DATA FOR THIS TASK
%%
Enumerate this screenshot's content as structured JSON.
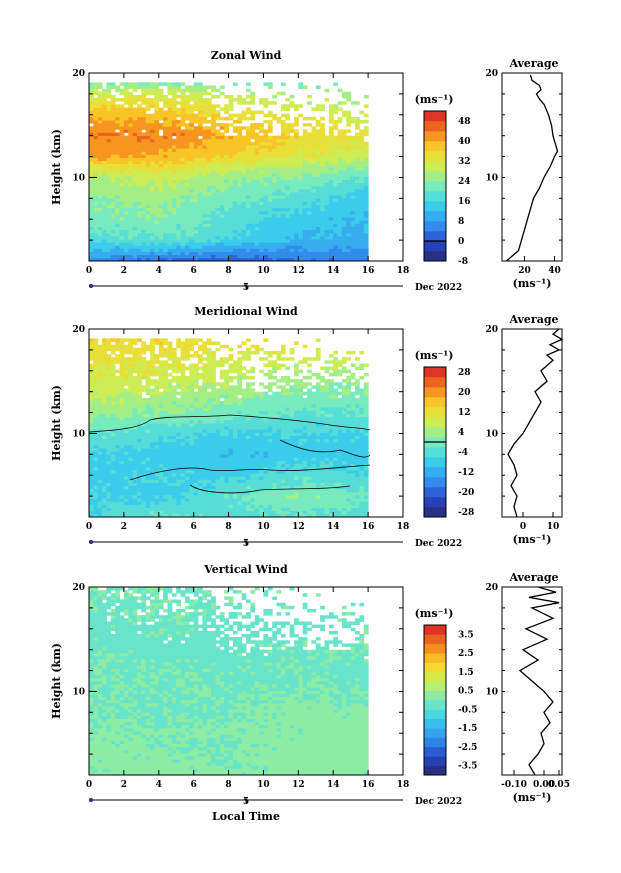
{
  "chart_data": [
    {
      "type": "heatmap",
      "title": "Zonal Wind",
      "ylabel": "Height (km)",
      "xlim": [
        0,
        18
      ],
      "ylim": [
        2,
        20
      ],
      "x_ticks": [
        "0",
        "2",
        "4",
        "6",
        "8",
        "10",
        "12",
        "14",
        "16",
        "18"
      ],
      "y_ticks": [
        "20",
        "10"
      ],
      "date_label": "Dec 2022",
      "day_label": "5",
      "colorbar": {
        "unit": "(ms⁻¹)",
        "min": -8,
        "max": 52,
        "step": 4,
        "ticks": [
          "48",
          "40",
          "32",
          "24",
          "16",
          "8",
          "0",
          "-8"
        ],
        "contour_at": 0
      },
      "data_extent": {
        "x": [
          0,
          16
        ],
        "y": [
          2,
          19
        ]
      },
      "field": {
        "heights": [
          2,
          4,
          6,
          8,
          10,
          12,
          14,
          16,
          18,
          19
        ],
        "columns": [
          {
            "x": 0,
            "u": [
              6,
              18,
              22,
              24,
              28,
              42,
              44,
              38,
              30,
              22
            ]
          },
          {
            "x": 4,
            "u": [
              4,
              20,
              24,
              26,
              30,
              40,
              44,
              38,
              30,
              22
            ]
          },
          {
            "x": 8,
            "u": [
              2,
              16,
              18,
              22,
              26,
              36,
              40,
              34,
              28,
              22
            ]
          },
          {
            "x": 12,
            "u": [
              4,
              12,
              14,
              18,
              24,
              32,
              36,
              32,
              26,
              22
            ]
          },
          {
            "x": 16,
            "u": [
              6,
              10,
              12,
              14,
              20,
              30,
              32,
              30,
              24,
              22
            ]
          }
        ]
      },
      "average_profile": {
        "title": "Average",
        "xlabel": "(ms⁻¹)",
        "x_ticks": [
          "20",
          "40"
        ],
        "y_ticks": [
          "20",
          "10"
        ],
        "xlim": [
          5,
          45
        ],
        "points": [
          [
            8,
            2
          ],
          [
            12,
            2.5
          ],
          [
            16,
            3
          ],
          [
            18,
            4
          ],
          [
            20,
            5
          ],
          [
            22,
            6
          ],
          [
            24,
            7
          ],
          [
            26,
            8
          ],
          [
            30,
            9
          ],
          [
            33,
            10
          ],
          [
            37,
            11
          ],
          [
            40,
            12
          ],
          [
            42,
            12.5
          ],
          [
            41,
            13
          ],
          [
            40,
            13.5
          ],
          [
            39,
            14
          ],
          [
            38,
            15
          ],
          [
            36,
            16
          ],
          [
            33,
            17
          ],
          [
            30,
            17.5
          ],
          [
            28,
            18
          ],
          [
            31,
            18.4
          ],
          [
            30,
            18.8
          ],
          [
            25,
            19.3
          ],
          [
            24,
            19.8
          ]
        ]
      }
    },
    {
      "type": "heatmap",
      "title": "Meridional Wind",
      "ylabel": "Height (km)",
      "xlim": [
        0,
        18
      ],
      "ylim": [
        2,
        20
      ],
      "x_ticks": [
        "0",
        "2",
        "4",
        "6",
        "8",
        "10",
        "12",
        "14",
        "16",
        "18"
      ],
      "y_ticks": [
        "20",
        "10"
      ],
      "date_label": "Dec 2022",
      "day_label": "5",
      "colorbar": {
        "unit": "(ms⁻¹)",
        "min": -30,
        "max": 30,
        "step": 4,
        "ticks": [
          "28",
          "20",
          "12",
          "4",
          "-4",
          "-12",
          "-20",
          "-28"
        ],
        "contour_at": 0
      },
      "data_extent": {
        "x": [
          0,
          16
        ],
        "y": [
          2,
          19
        ]
      },
      "field": {
        "heights": [
          2,
          4,
          6,
          8,
          10,
          12,
          14,
          16,
          18,
          19
        ],
        "columns": [
          {
            "x": 0,
            "v": [
              -6,
              -6,
              -8,
              -6,
              -2,
              4,
              8,
              10,
              12,
              14
            ]
          },
          {
            "x": 4,
            "v": [
              -2,
              -8,
              -6,
              -8,
              -4,
              2,
              6,
              10,
              12,
              14
            ]
          },
          {
            "x": 8,
            "v": [
              -4,
              -2,
              -8,
              -10,
              -6,
              0,
              4,
              8,
              10,
              12
            ]
          },
          {
            "x": 12,
            "v": [
              -2,
              2,
              -4,
              -8,
              -6,
              -2,
              2,
              6,
              10,
              10
            ]
          },
          {
            "x": 16,
            "v": [
              -4,
              -2,
              -6,
              -8,
              -6,
              -2,
              2,
              4,
              8,
              8
            ]
          }
        ]
      },
      "average_profile": {
        "title": "Average",
        "xlabel": "(ms⁻¹)",
        "x_ticks": [
          "0",
          "10"
        ],
        "y_ticks": [
          "20",
          "10"
        ],
        "xlim": [
          -7,
          13
        ],
        "points": [
          [
            -2,
            2
          ],
          [
            -3,
            3
          ],
          [
            -2,
            4
          ],
          [
            -4,
            5
          ],
          [
            -2,
            6
          ],
          [
            -3,
            7
          ],
          [
            -5,
            8
          ],
          [
            -3,
            9
          ],
          [
            0,
            10
          ],
          [
            2,
            11
          ],
          [
            4,
            12
          ],
          [
            6,
            13
          ],
          [
            4,
            14
          ],
          [
            8,
            15
          ],
          [
            6,
            16
          ],
          [
            10,
            17
          ],
          [
            8,
            17.5
          ],
          [
            12,
            18
          ],
          [
            9,
            18.5
          ],
          [
            13,
            19
          ],
          [
            10,
            19.5
          ],
          [
            12,
            20
          ]
        ]
      }
    },
    {
      "type": "heatmap",
      "title": "Vertical Wind",
      "ylabel": "Height (km)",
      "xlabel": "Local Time",
      "xlim": [
        0,
        18
      ],
      "ylim": [
        2,
        20
      ],
      "x_ticks": [
        "0",
        "2",
        "4",
        "6",
        "8",
        "10",
        "12",
        "14",
        "16",
        "18"
      ],
      "y_ticks": [
        "20",
        "10"
      ],
      "date_label": "Dec 2022",
      "day_label": "5",
      "colorbar": {
        "unit": "(ms⁻¹)",
        "min": -4,
        "max": 4,
        "step": 0.5,
        "ticks": [
          "3.5",
          "2.5",
          "1.5",
          "0.5",
          "-0.5",
          "-1.5",
          "-2.5",
          "-3.5"
        ]
      },
      "data_extent": {
        "x": [
          0,
          16
        ],
        "y": [
          2,
          20
        ]
      },
      "field": {
        "heights": [
          2,
          4,
          6,
          8,
          10,
          12,
          14,
          16,
          18,
          20
        ],
        "columns": [
          {
            "x": 0,
            "w": [
              0.1,
              0.2,
              0.1,
              0.0,
              -0.1,
              0.0,
              -0.1,
              -0.2,
              -0.1,
              0.0
            ]
          },
          {
            "x": 4,
            "w": [
              0.2,
              0.1,
              0.0,
              -0.1,
              0.0,
              -0.1,
              -0.2,
              -0.1,
              0.0,
              -0.1
            ]
          },
          {
            "x": 8,
            "w": [
              0.1,
              0.0,
              0.1,
              0.0,
              -0.1,
              -0.1,
              -0.2,
              -0.2,
              -0.1,
              0.0
            ]
          },
          {
            "x": 12,
            "w": [
              0.2,
              0.3,
              0.1,
              0.2,
              0.0,
              -0.1,
              -0.1,
              -0.2,
              -0.1,
              -0.1
            ]
          },
          {
            "x": 16,
            "w": [
              0.1,
              0.2,
              0.3,
              0.1,
              0.0,
              -0.2,
              -0.1,
              -0.1,
              0.0,
              0.0
            ]
          }
        ]
      },
      "average_profile": {
        "title": "Average",
        "xlabel": "(ms⁻¹)",
        "x_ticks": [
          "-0.10",
          "0.00",
          "0.05"
        ],
        "y_ticks": [
          "20",
          "10"
        ],
        "xlim": [
          -0.14,
          0.06
        ],
        "points": [
          [
            -0.03,
            2
          ],
          [
            -0.05,
            3
          ],
          [
            -0.02,
            4
          ],
          [
            0.0,
            5
          ],
          [
            -0.01,
            6
          ],
          [
            0.02,
            7
          ],
          [
            0.0,
            8
          ],
          [
            0.03,
            9
          ],
          [
            0.0,
            10
          ],
          [
            -0.04,
            11
          ],
          [
            -0.08,
            12
          ],
          [
            -0.02,
            13
          ],
          [
            -0.07,
            14
          ],
          [
            0.01,
            15
          ],
          [
            -0.06,
            16
          ],
          [
            0.03,
            17
          ],
          [
            -0.04,
            18
          ],
          [
            0.05,
            18.5
          ],
          [
            -0.05,
            19
          ],
          [
            0.04,
            19.5
          ],
          [
            -0.02,
            20
          ]
        ]
      }
    }
  ]
}
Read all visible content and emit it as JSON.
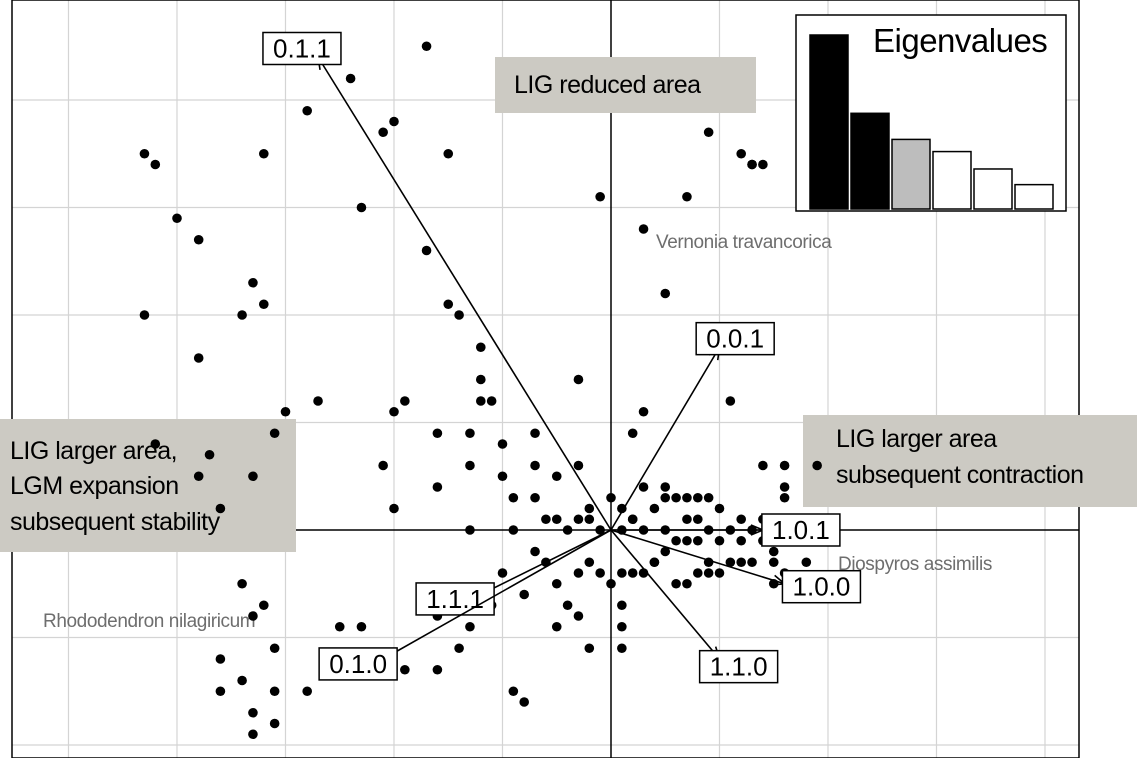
%%
INSTRUCTION
Note every line above where the string "JSON" shows up, and copy those lines.

RESPONSE BELOW
Enumerate this screenshot's content as structured JSON.
Read all visible content and emit it as JSON.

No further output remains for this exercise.